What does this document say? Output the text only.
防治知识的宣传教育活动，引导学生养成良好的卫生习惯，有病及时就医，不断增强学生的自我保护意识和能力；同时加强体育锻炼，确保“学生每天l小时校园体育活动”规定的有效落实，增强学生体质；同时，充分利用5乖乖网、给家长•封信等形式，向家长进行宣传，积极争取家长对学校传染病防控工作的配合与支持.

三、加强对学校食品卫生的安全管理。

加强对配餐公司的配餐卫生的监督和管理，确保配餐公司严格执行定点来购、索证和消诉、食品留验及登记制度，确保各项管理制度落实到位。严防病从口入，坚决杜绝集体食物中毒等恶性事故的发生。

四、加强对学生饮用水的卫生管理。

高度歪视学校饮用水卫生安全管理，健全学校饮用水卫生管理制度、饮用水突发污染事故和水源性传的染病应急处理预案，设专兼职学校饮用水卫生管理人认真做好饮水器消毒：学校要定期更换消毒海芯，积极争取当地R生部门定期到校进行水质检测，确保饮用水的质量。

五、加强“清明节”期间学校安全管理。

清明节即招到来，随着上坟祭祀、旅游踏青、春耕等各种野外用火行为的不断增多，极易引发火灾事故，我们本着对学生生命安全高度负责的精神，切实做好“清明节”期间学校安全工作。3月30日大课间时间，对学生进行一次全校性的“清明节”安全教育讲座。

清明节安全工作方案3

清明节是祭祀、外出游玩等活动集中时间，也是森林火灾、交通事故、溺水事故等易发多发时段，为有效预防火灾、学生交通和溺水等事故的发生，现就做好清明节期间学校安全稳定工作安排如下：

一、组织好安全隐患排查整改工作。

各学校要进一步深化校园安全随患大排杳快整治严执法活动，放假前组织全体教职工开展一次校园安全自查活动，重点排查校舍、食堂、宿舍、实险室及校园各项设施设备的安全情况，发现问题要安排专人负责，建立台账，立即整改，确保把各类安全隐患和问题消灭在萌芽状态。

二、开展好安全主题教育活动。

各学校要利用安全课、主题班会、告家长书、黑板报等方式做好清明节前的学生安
============================================================
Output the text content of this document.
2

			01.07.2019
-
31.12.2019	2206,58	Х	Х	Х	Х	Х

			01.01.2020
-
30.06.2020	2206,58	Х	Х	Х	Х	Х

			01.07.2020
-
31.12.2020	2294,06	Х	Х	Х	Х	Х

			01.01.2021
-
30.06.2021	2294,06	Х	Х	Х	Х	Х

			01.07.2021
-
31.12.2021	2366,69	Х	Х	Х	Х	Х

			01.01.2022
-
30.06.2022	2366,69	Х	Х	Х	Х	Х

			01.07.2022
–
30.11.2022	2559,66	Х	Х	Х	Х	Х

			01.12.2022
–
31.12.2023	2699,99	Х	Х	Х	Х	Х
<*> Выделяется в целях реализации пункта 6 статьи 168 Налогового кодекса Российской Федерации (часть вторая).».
============================================================
● **Exercise brief**
For the listing above, identify each line bearing "Output".

● **Response to the exercise**
What does this document say? Output the text only.
Output the text content of this document.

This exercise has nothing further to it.